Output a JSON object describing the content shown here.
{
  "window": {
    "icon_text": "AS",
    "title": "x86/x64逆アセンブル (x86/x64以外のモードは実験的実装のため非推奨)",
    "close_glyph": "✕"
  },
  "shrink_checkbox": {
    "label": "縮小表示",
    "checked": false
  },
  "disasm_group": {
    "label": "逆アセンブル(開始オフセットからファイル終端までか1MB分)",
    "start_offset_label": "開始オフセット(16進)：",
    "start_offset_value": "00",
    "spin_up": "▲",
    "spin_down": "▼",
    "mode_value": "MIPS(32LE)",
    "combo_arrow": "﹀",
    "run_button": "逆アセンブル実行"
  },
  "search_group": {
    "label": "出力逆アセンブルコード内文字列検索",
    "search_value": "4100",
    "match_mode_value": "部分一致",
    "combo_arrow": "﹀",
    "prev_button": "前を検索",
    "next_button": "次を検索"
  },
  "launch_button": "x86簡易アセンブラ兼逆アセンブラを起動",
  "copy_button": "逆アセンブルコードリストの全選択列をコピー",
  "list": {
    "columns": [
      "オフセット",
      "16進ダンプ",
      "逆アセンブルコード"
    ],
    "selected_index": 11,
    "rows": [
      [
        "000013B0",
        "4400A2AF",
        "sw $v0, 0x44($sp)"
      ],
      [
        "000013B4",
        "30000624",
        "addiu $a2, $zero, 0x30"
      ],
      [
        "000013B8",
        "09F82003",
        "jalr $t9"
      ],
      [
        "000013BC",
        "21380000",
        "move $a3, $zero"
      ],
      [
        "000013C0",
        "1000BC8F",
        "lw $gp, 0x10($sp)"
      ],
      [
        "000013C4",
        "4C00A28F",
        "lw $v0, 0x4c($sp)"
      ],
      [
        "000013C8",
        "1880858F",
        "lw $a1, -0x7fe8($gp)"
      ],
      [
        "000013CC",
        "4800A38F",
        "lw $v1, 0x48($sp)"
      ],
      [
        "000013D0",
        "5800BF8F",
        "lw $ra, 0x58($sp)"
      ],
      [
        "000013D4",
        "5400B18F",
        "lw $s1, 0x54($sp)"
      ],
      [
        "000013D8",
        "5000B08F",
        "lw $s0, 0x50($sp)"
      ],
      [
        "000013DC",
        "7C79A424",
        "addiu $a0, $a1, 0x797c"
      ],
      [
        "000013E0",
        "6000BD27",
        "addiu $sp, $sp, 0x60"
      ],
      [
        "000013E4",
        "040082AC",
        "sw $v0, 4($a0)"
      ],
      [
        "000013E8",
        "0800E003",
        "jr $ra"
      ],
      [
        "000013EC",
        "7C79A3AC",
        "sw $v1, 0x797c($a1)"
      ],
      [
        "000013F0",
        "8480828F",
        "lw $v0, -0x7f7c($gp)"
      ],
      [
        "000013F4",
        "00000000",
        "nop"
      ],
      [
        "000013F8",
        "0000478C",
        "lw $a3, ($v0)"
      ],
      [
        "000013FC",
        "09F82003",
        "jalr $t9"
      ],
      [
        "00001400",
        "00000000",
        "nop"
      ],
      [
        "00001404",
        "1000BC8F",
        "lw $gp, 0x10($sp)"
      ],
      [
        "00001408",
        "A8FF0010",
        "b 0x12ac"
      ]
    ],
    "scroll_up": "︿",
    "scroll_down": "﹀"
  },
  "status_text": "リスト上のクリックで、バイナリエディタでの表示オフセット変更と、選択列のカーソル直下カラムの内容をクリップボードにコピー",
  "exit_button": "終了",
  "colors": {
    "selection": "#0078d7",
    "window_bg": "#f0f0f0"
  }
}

+ + +

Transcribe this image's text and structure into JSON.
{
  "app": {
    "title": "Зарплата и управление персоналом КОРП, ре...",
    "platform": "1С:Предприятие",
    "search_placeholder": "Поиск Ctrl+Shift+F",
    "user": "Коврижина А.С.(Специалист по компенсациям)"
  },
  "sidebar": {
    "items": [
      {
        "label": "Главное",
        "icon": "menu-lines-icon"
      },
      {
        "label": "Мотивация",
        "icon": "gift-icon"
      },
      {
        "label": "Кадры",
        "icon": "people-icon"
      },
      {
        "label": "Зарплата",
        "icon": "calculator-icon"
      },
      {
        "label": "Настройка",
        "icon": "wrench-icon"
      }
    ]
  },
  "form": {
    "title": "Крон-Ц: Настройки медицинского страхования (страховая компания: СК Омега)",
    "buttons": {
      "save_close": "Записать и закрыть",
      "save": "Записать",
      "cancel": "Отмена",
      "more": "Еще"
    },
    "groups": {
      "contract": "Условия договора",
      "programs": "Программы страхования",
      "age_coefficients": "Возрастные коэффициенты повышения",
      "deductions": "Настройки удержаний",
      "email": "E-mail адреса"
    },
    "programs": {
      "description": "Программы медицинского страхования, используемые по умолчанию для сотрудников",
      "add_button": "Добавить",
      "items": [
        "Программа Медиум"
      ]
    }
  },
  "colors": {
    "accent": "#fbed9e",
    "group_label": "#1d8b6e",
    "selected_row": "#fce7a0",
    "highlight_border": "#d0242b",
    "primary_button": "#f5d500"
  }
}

+ + +

◆ WHAT NEEDS TO BE DONE ◆
Copy all lines from the material that include "programs".

◆ REPLY ◆
      "programs": "Программы страхования",
    "programs": {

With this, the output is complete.